■ **EXERCISE MATERIAL**
+ + +

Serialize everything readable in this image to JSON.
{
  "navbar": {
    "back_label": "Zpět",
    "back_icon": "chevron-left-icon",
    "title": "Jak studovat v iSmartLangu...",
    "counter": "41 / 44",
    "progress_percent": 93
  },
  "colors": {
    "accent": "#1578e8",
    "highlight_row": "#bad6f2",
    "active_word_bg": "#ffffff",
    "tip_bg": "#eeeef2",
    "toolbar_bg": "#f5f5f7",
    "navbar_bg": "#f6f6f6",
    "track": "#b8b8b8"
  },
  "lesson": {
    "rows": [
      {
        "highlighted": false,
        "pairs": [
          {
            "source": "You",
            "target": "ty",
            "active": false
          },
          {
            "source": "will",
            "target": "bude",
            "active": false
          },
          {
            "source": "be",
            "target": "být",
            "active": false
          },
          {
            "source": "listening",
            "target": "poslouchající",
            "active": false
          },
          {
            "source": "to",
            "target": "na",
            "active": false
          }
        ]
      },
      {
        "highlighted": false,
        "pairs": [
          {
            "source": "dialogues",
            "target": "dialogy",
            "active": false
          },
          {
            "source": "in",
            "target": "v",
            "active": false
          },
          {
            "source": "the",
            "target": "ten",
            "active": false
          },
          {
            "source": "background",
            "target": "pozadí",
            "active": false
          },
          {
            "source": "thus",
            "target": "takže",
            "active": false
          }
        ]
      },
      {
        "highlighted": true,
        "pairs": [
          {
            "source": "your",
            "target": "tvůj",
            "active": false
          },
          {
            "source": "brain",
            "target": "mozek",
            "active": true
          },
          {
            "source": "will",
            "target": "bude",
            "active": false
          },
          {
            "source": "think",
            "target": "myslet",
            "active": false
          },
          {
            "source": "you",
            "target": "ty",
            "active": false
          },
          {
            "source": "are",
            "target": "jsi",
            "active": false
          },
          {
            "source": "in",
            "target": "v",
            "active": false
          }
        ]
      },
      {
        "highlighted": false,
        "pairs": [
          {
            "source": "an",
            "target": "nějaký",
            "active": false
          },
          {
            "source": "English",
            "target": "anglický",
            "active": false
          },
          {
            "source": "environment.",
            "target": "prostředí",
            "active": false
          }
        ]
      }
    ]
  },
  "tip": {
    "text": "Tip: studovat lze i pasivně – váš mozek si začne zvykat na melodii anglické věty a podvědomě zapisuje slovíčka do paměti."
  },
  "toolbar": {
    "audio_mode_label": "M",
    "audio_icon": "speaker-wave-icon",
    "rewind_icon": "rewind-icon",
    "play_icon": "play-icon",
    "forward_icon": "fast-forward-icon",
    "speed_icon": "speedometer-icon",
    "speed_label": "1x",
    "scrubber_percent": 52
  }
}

+ + +

Count each line above in which the string "mozek" appears, then state only the total.

■ **SOLUTION BELOW**
2